→ **AIM OF THE EXERCISE**: The records below must be transcribed exactly. Do not include the pictures.

→ **DATA PROVIDED**:
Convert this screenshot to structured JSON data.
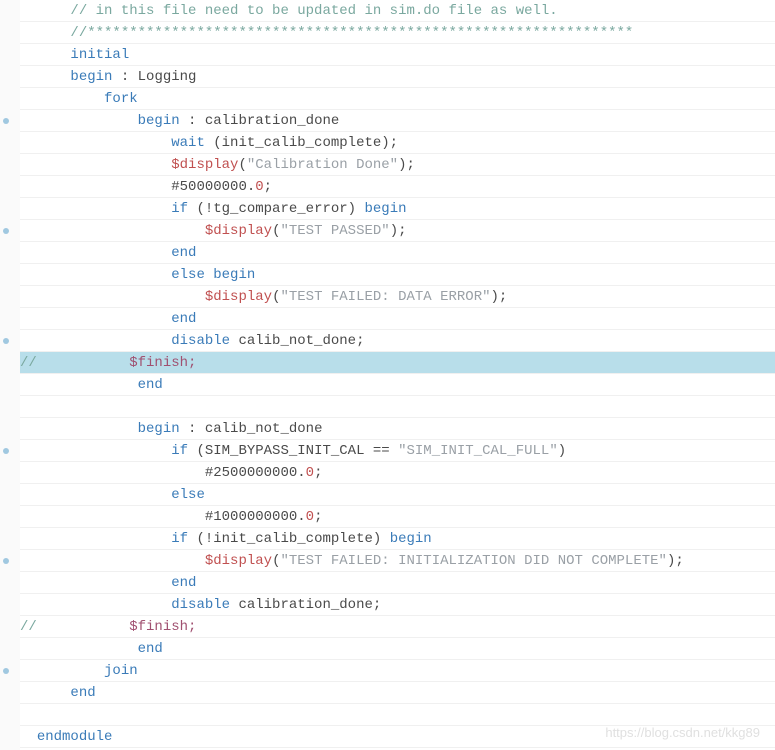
{
  "watermark": "https://blog.csdn.net/kkg89",
  "lines": [
    {
      "indent": 3,
      "hl": false,
      "tokens": [
        {
          "t": "// in this file need to be updated in sim.do file as well.",
          "c": "c-comment"
        }
      ]
    },
    {
      "indent": 3,
      "hl": false,
      "tokens": [
        {
          "t": "//*****************************************************************",
          "c": "c-comment"
        }
      ]
    },
    {
      "indent": 3,
      "hl": false,
      "tokens": [
        {
          "t": "initial",
          "c": "c-keyword"
        }
      ]
    },
    {
      "indent": 3,
      "hl": false,
      "tokens": [
        {
          "t": "begin",
          "c": "c-keyword"
        },
        {
          "t": " : Logging",
          "c": "c-text"
        }
      ]
    },
    {
      "indent": 5,
      "hl": false,
      "tokens": [
        {
          "t": "fork",
          "c": "c-keyword"
        }
      ]
    },
    {
      "indent": 7,
      "hl": false,
      "tokens": [
        {
          "t": "begin",
          "c": "c-keyword"
        },
        {
          "t": " : calibration_done",
          "c": "c-text"
        }
      ]
    },
    {
      "indent": 9,
      "hl": false,
      "tokens": [
        {
          "t": "wait",
          "c": "c-keyword"
        },
        {
          "t": " (init_calib_complete);",
          "c": "c-text"
        }
      ]
    },
    {
      "indent": 9,
      "hl": false,
      "tokens": [
        {
          "t": "$display",
          "c": "c-system"
        },
        {
          "t": "(",
          "c": "c-text"
        },
        {
          "t": "\"Calibration Done\"",
          "c": "c-string"
        },
        {
          "t": ");",
          "c": "c-text"
        }
      ]
    },
    {
      "indent": 9,
      "hl": false,
      "tokens": [
        {
          "t": "#50000000.",
          "c": "c-text"
        },
        {
          "t": "0",
          "c": "c-number"
        },
        {
          "t": ";",
          "c": "c-text"
        }
      ]
    },
    {
      "indent": 9,
      "hl": false,
      "tokens": [
        {
          "t": "if",
          "c": "c-keyword"
        },
        {
          "t": " (!tg_compare_error) ",
          "c": "c-text"
        },
        {
          "t": "begin",
          "c": "c-keyword"
        }
      ]
    },
    {
      "indent": 11,
      "hl": false,
      "tokens": [
        {
          "t": "$display",
          "c": "c-system"
        },
        {
          "t": "(",
          "c": "c-text"
        },
        {
          "t": "\"TEST PASSED\"",
          "c": "c-string"
        },
        {
          "t": ");",
          "c": "c-text"
        }
      ]
    },
    {
      "indent": 9,
      "hl": false,
      "tokens": [
        {
          "t": "end",
          "c": "c-keyword"
        }
      ]
    },
    {
      "indent": 9,
      "hl": false,
      "tokens": [
        {
          "t": "else",
          "c": "c-keyword"
        },
        {
          "t": " ",
          "c": "c-text"
        },
        {
          "t": "begin",
          "c": "c-keyword"
        }
      ]
    },
    {
      "indent": 11,
      "hl": false,
      "tokens": [
        {
          "t": "$display",
          "c": "c-system"
        },
        {
          "t": "(",
          "c": "c-text"
        },
        {
          "t": "\"TEST FAILED: DATA ERROR\"",
          "c": "c-string"
        },
        {
          "t": ");",
          "c": "c-text"
        }
      ]
    },
    {
      "indent": 9,
      "hl": false,
      "tokens": [
        {
          "t": "end",
          "c": "c-keyword"
        }
      ]
    },
    {
      "indent": 9,
      "hl": false,
      "tokens": [
        {
          "t": "disable",
          "c": "c-keyword"
        },
        {
          "t": " calib_not_done;",
          "c": "c-text"
        }
      ]
    },
    {
      "indent": 0,
      "hl": true,
      "tokens": [
        {
          "t": "//",
          "c": "c-comment"
        },
        {
          "t": "           $finish;",
          "c": "c-purple"
        }
      ]
    },
    {
      "indent": 7,
      "hl": false,
      "tokens": [
        {
          "t": "end",
          "c": "c-keyword"
        }
      ]
    },
    {
      "indent": 0,
      "hl": false,
      "tokens": [
        {
          "t": "",
          "c": "c-text"
        }
      ]
    },
    {
      "indent": 7,
      "hl": false,
      "tokens": [
        {
          "t": "begin",
          "c": "c-keyword"
        },
        {
          "t": " : calib_not_done",
          "c": "c-text"
        }
      ]
    },
    {
      "indent": 9,
      "hl": false,
      "tokens": [
        {
          "t": "if",
          "c": "c-keyword"
        },
        {
          "t": " (SIM_BYPASS_INIT_CAL == ",
          "c": "c-text"
        },
        {
          "t": "\"SIM_INIT_CAL_FULL\"",
          "c": "c-string"
        },
        {
          "t": ")",
          "c": "c-text"
        }
      ]
    },
    {
      "indent": 11,
      "hl": false,
      "tokens": [
        {
          "t": "#2500000000.",
          "c": "c-text"
        },
        {
          "t": "0",
          "c": "c-number"
        },
        {
          "t": ";",
          "c": "c-text"
        }
      ]
    },
    {
      "indent": 9,
      "hl": false,
      "tokens": [
        {
          "t": "else",
          "c": "c-keyword"
        }
      ]
    },
    {
      "indent": 11,
      "hl": false,
      "tokens": [
        {
          "t": "#1000000000.",
          "c": "c-text"
        },
        {
          "t": "0",
          "c": "c-number"
        },
        {
          "t": ";",
          "c": "c-text"
        }
      ]
    },
    {
      "indent": 9,
      "hl": false,
      "tokens": [
        {
          "t": "if",
          "c": "c-keyword"
        },
        {
          "t": " (!init_calib_complete) ",
          "c": "c-text"
        },
        {
          "t": "begin",
          "c": "c-keyword"
        }
      ]
    },
    {
      "indent": 11,
      "hl": false,
      "tokens": [
        {
          "t": "$display",
          "c": "c-system"
        },
        {
          "t": "(",
          "c": "c-text"
        },
        {
          "t": "\"TEST FAILED: INITIALIZATION DID NOT COMPLETE\"",
          "c": "c-string"
        },
        {
          "t": ");",
          "c": "c-text"
        }
      ]
    },
    {
      "indent": 9,
      "hl": false,
      "tokens": [
        {
          "t": "end",
          "c": "c-keyword"
        }
      ]
    },
    {
      "indent": 9,
      "hl": false,
      "tokens": [
        {
          "t": "disable",
          "c": "c-keyword"
        },
        {
          "t": " calibration_done;",
          "c": "c-text"
        }
      ]
    },
    {
      "indent": 0,
      "hl": false,
      "tokens": [
        {
          "t": "//",
          "c": "c-comment"
        },
        {
          "t": "           $finish;",
          "c": "c-purple"
        }
      ]
    },
    {
      "indent": 7,
      "hl": false,
      "tokens": [
        {
          "t": "end",
          "c": "c-keyword"
        }
      ]
    },
    {
      "indent": 5,
      "hl": false,
      "tokens": [
        {
          "t": "join",
          "c": "c-keyword"
        }
      ]
    },
    {
      "indent": 3,
      "hl": false,
      "tokens": [
        {
          "t": "end",
          "c": "c-keyword"
        }
      ]
    },
    {
      "indent": 0,
      "hl": false,
      "tokens": [
        {
          "t": "",
          "c": "c-text"
        }
      ]
    },
    {
      "indent": 1,
      "hl": false,
      "tokens": [
        {
          "t": "endmodule",
          "c": "c-keyword"
        }
      ]
    }
  ]
}
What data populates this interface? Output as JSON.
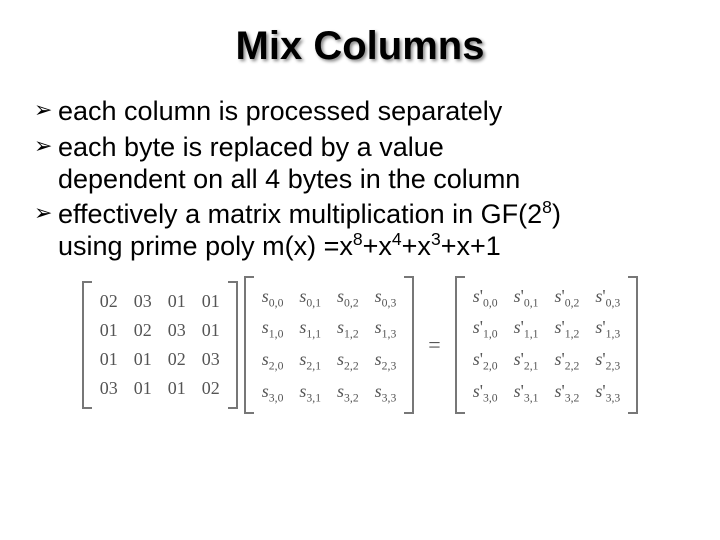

→ **TASK ANSWER**:
Convert this screenshot to structured JSON data.
{
  "watermark": "https://blog.csdn.net/kkg89",
  "lines": [
    {
      "indent": 3,
      "hl": false,
      "tokens": [
        {
          "t": "// in this file need to be updated in sim.do file as well.",
          "c": "c-comment"
        }
      ]
    },
    {
      "indent": 3,
      "hl": false,
      "tokens": [
        {
          "t": "//*****************************************************************",
          "c": "c-comment"
        }
      ]
    },
    {
      "indent": 3,
      "hl": false,
      "tokens": [
        {
          "t": "initial",
          "c": "c-keyword"
        }
      ]
    },
    {
      "indent": 3,
      "hl": false,
      "tokens": [
        {
          "t": "begin",
          "c": "c-keyword"
        },
        {
          "t": " : Logging",
          "c": "c-text"
        }
      ]
    },
    {
      "indent": 5,
      "hl": false,
      "tokens": [
        {
          "t": "fork",
          "c": "c-keyword"
        }
      ]
    },
    {
      "indent": 7,
      "hl": false,
      "tokens": [
        {
          "t": "begin",
          "c": "c-keyword"
        },
        {
          "t": " : calibration_done",
          "c": "c-text"
        }
      ]
    },
    {
      "indent": 9,
      "hl": false,
      "tokens": [
        {
          "t": "wait",
          "c": "c-keyword"
        },
        {
          "t": " (init_calib_complete);",
          "c": "c-text"
        }
      ]
    },
    {
      "indent": 9,
      "hl": false,
      "tokens": [
        {
          "t": "$display",
          "c": "c-system"
        },
        {
          "t": "(",
          "c": "c-text"
        },
        {
          "t": "\"Calibration Done\"",
          "c": "c-string"
        },
        {
          "t": ");",
          "c": "c-text"
        }
      ]
    },
    {
      "indent": 9,
      "hl": false,
      "tokens": [
        {
          "t": "#50000000.",
          "c": "c-text"
        },
        {
          "t": "0",
          "c": "c-number"
        },
        {
          "t": ";",
          "c": "c-text"
        }
      ]
    },
    {
      "indent": 9,
      "hl": false,
      "tokens": [
        {
          "t": "if",
          "c": "c-keyword"
        },
        {
          "t": " (!tg_compare_error) ",
          "c": "c-text"
        },
        {
          "t": "begin",
          "c": "c-keyword"
        }
      ]
    },
    {
      "indent": 11,
      "hl": false,
      "tokens": [
        {
          "t": "$display",
          "c": "c-system"
        },
        {
          "t": "(",
          "c": "c-text"
        },
        {
          "t": "\"TEST PASSED\"",
          "c": "c-string"
        },
        {
          "t": ");",
          "c": "c-text"
        }
      ]
    },
    {
      "indent": 9,
      "hl": false,
      "tokens": [
        {
          "t": "end",
          "c": "c-keyword"
        }
      ]
    },
    {
      "indent": 9,
      "hl": false,
      "tokens": [
        {
          "t": "else",
          "c": "c-keyword"
        },
        {
          "t": " ",
          "c": "c-text"
        },
        {
          "t": "begin",
          "c": "c-keyword"
        }
      ]
    },
    {
      "indent": 11,
      "hl": false,
      "tokens": [
        {
          "t": "$display",
          "c": "c-system"
        },
        {
          "t": "(",
          "c": "c-text"
        },
        {
          "t": "\"TEST FAILED: DATA ERROR\"",
          "c": "c-string"
        },
        {
          "t": ");",
          "c": "c-text"
        }
      ]
    },
    {
      "indent": 9,
      "hl": false,
      "tokens": [
        {
          "t": "end",
          "c": "c-keyword"
        }
      ]
    },
    {
      "indent": 9,
      "hl": false,
      "tokens": [
        {
          "t": "disable",
          "c": "c-keyword"
        },
        {
          "t": " calib_not_done;",
          "c": "c-text"
        }
      ]
    },
    {
      "indent": 0,
      "hl": true,
      "tokens": [
        {
          "t": "//",
          "c": "c-comment"
        },
        {
          "t": "           $finish;",
          "c": "c-purple"
        }
      ]
    },
    {
      "indent": 7,
      "hl": false,
      "tokens": [
        {
          "t": "end",
          "c": "c-keyword"
        }
      ]
    },
    {
      "indent": 0,
      "hl": false,
      "tokens": [
        {
          "t": "",
          "c": "c-text"
        }
      ]
    },
    {
      "indent": 7,
      "hl": false,
      "tokens": [
        {
          "t": "begin",
          "c": "c-keyword"
        },
        {
          "t": " : calib_not_done",
          "c": "c-text"
        }
      ]
    },
    {
      "indent": 9,
      "hl": false,
      "tokens": [
        {
          "t": "if",
          "c": "c-keyword"
        },
        {
          "t": " (SIM_BYPASS_INIT_CAL == ",
          "c": "c-text"
        },
        {
          "t": "\"SIM_INIT_CAL_FULL\"",
          "c": "c-string"
        },
        {
          "t": ")",
          "c": "c-text"
        }
      ]
    },
    {
      "indent": 11,
      "hl": false,
      "tokens": [
        {
          "t": "#2500000000.",
          "c": "c-text"
        },
        {
          "t": "0",
          "c": "c-number"
        },
        {
          "t": ";",
          "c": "c-text"
        }
      ]
    },
    {
      "indent": 9,
      "hl": false,
      "tokens": [
        {
          "t": "else",
          "c": "c-keyword"
        }
      ]
    },
    {
      "indent": 11,
      "hl": false,
      "tokens": [
        {
          "t": "#1000000000.",
          "c": "c-text"
        },
        {
          "t": "0",
          "c": "c-number"
        },
        {
          "t": ";",
          "c": "c-text"
        }
      ]
    },
    {
      "indent": 9,
      "hl": false,
      "tokens": [
        {
          "t": "if",
          "c": "c-keyword"
        },
        {
          "t": " (!init_calib_complete) ",
          "c": "c-text"
        },
        {
          "t": "begin",
          "c": "c-keyword"
        }
      ]
    },
    {
      "indent": 11,
      "hl": false,
      "tokens": [
        {
          "t": "$display",
          "c": "c-system"
        },
        {
          "t": "(",
          "c": "c-text"
        },
        {
          "t": "\"TEST FAILED: INITIALIZATION DID NOT COMPLETE\"",
          "c": "c-string"
        },
        {
          "t": ");",
          "c": "c-text"
        }
      ]
    },
    {
      "indent": 9,
      "hl": false,
      "tokens": [
        {
          "t": "end",
          "c": "c-keyword"
        }
      ]
    },
    {
      "indent": 9,
      "hl": false,
      "tokens": [
        {
          "t": "disable",
          "c": "c-keyword"
        },
        {
          "t": " calibration_done;",
          "c": "c-text"
        }
      ]
    },
    {
      "indent": 0,
      "hl": false,
      "tokens": [
        {
          "t": "//",
          "c": "c-comment"
        },
        {
          "t": "           $finish;",
          "c": "c-purple"
        }
      ]
    },
    {
      "indent": 7,
      "hl": false,
      "tokens": [
        {
          "t": "end",
          "c": "c-keyword"
        }
      ]
    },
    {
      "indent": 5,
      "hl": false,
      "tokens": [
        {
          "t": "join",
          "c": "c-keyword"
        }
      ]
    },
    {
      "indent": 3,
      "hl": false,
      "tokens": [
        {
          "t": "end",
          "c": "c-keyword"
        }
      ]
    },
    {
      "indent": 0,
      "hl": false,
      "tokens": [
        {
          "t": "",
          "c": "c-text"
        }
      ]
    },
    {
      "indent": 1,
      "hl": false,
      "tokens": [
        {
          "t": "endmodule",
          "c": "c-keyword"
        }
      ]
    }
  ]
}
What data populates this interface? Output as JSON.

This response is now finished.